-- begin --
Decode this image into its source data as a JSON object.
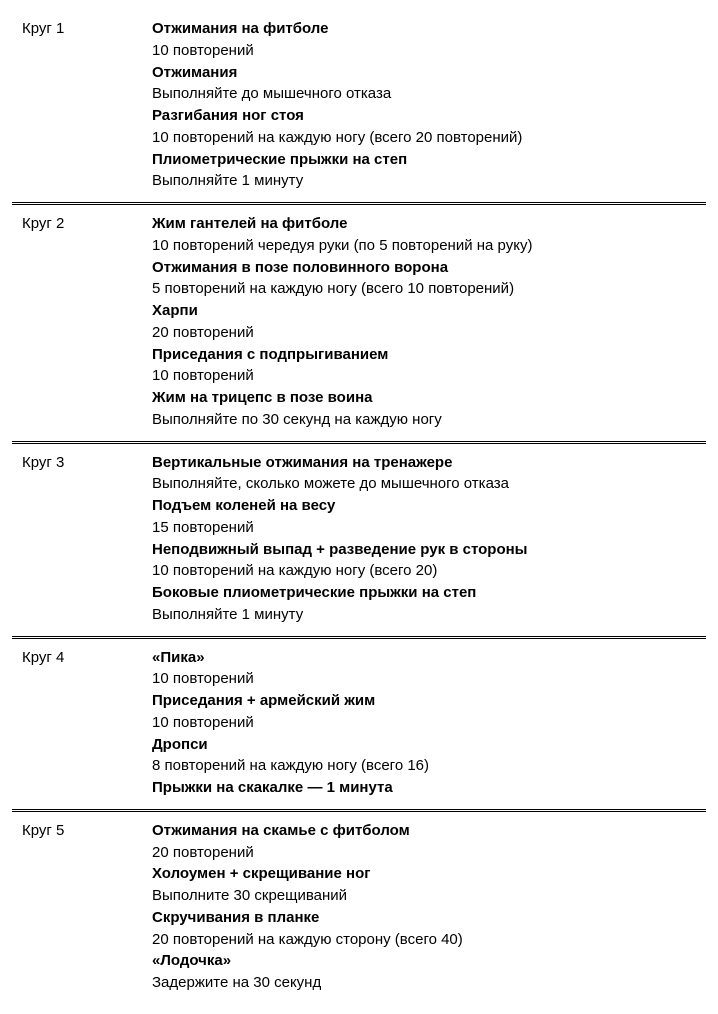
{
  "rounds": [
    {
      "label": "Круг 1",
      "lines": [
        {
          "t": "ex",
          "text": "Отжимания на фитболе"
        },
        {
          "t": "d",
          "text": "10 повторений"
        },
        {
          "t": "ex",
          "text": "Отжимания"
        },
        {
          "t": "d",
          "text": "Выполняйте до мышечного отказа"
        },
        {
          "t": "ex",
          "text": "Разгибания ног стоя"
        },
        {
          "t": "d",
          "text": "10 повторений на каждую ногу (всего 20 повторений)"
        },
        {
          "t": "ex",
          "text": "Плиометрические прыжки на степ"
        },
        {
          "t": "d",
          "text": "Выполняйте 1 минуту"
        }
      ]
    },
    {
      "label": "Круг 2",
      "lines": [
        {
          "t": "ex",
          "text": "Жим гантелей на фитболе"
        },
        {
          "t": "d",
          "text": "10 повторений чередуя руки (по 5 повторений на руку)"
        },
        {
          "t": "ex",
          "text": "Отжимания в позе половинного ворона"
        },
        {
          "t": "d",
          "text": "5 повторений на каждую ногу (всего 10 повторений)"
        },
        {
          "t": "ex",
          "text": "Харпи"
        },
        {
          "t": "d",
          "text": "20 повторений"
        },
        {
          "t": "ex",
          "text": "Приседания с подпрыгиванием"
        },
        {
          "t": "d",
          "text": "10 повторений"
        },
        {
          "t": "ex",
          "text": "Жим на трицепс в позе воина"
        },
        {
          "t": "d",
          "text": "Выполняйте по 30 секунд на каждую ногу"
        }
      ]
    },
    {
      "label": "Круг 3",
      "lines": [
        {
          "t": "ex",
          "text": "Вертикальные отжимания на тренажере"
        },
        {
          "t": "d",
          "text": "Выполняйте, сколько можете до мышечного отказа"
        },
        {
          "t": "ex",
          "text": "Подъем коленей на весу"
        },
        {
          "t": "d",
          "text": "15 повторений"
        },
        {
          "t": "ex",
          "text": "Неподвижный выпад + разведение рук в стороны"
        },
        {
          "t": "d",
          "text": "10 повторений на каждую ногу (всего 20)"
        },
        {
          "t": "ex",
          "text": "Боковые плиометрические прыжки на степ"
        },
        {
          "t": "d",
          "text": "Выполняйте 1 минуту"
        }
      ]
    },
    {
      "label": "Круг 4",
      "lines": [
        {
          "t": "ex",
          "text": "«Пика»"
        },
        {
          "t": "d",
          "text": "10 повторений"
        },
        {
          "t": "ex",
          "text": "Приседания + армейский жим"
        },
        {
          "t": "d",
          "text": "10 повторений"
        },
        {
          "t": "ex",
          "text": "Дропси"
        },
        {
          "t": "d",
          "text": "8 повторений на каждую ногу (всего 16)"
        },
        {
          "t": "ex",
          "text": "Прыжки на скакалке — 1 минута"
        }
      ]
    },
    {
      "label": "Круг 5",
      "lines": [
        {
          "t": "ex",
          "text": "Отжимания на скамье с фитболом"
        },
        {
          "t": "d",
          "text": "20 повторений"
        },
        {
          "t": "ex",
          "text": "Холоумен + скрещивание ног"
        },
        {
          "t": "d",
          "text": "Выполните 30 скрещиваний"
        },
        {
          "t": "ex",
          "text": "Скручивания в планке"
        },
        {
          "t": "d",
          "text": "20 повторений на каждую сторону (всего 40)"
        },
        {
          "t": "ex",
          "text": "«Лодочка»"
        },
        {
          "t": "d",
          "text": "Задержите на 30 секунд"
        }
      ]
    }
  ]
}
-- end --
-- begin --
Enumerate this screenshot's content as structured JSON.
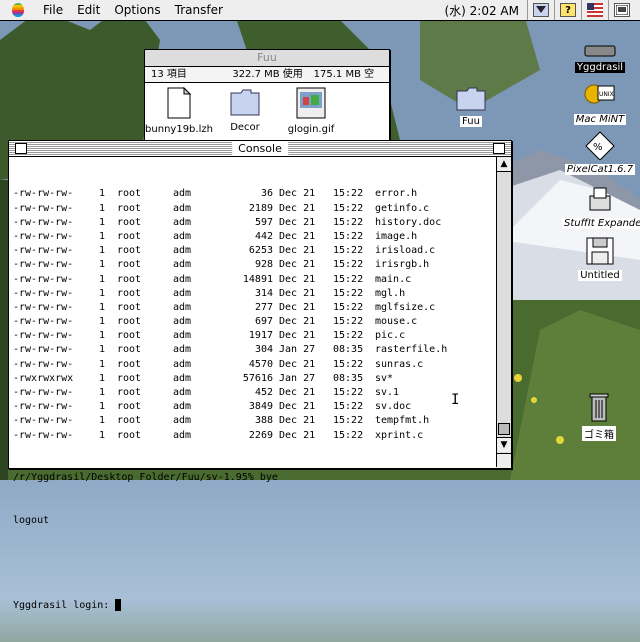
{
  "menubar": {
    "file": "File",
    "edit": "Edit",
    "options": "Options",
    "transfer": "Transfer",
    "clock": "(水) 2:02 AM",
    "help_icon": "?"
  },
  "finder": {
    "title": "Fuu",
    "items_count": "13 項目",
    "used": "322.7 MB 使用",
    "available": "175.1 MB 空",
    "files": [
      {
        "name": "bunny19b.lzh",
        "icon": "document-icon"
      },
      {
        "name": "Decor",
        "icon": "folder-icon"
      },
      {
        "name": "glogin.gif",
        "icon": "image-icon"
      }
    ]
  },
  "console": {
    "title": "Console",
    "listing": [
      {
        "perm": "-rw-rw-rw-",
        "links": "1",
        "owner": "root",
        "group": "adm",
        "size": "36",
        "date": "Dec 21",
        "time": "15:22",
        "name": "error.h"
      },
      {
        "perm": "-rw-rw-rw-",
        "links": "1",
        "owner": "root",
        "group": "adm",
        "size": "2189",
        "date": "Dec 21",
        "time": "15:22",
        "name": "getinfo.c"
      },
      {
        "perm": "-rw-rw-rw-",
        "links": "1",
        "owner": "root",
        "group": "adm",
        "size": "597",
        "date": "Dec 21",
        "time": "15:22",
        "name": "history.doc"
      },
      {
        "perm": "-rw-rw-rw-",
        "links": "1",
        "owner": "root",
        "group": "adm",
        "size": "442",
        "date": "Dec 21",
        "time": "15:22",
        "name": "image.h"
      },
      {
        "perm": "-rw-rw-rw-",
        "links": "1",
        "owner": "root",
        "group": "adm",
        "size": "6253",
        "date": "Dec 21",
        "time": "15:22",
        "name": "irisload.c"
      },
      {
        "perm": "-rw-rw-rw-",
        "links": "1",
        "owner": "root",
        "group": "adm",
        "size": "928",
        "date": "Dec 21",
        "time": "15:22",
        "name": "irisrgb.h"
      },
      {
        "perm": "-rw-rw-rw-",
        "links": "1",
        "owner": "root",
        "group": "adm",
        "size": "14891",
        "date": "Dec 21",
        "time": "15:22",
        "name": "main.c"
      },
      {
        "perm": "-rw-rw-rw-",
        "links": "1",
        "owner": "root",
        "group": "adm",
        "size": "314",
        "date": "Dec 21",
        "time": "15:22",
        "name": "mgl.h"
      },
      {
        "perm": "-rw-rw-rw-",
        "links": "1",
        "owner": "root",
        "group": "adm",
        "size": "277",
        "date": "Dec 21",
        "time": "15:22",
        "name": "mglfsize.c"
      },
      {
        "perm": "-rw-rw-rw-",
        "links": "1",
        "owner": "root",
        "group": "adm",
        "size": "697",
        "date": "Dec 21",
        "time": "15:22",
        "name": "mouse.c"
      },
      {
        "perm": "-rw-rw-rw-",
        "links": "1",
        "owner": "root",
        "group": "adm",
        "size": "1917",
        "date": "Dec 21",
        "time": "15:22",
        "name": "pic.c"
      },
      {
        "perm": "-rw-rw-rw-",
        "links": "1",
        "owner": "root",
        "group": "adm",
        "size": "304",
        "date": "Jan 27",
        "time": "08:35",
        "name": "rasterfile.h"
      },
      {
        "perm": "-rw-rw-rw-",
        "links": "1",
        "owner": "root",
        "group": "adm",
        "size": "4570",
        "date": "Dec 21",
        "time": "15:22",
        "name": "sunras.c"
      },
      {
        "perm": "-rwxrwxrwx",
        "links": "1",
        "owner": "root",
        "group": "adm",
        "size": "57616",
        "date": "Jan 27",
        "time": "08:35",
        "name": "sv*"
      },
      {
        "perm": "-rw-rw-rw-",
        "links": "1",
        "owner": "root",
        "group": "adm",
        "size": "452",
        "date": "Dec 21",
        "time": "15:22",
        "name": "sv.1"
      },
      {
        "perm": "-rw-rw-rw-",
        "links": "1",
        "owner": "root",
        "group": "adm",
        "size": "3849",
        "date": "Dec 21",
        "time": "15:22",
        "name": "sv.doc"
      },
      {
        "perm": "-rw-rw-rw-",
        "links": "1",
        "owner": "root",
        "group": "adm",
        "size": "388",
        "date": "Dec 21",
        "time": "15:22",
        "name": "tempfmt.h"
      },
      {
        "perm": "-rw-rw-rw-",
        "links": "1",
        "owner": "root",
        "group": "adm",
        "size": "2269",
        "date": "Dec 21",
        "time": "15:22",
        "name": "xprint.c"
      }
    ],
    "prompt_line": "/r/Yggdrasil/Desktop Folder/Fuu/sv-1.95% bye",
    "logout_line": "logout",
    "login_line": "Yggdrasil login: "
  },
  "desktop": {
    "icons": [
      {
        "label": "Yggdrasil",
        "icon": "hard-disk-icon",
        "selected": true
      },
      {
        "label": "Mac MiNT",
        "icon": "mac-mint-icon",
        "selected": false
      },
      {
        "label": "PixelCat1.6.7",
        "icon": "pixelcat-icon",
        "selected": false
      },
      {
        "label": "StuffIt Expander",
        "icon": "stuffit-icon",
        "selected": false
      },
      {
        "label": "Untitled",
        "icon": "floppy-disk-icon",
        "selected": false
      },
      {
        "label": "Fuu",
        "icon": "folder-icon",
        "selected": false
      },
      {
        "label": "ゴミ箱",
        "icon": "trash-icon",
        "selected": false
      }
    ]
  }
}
-- end --
WORK INSTRUCTIONS:
Only a number is wanted: how many lines of the data above contain "Выполняйте"?

EXERCISE RESPONSE:
5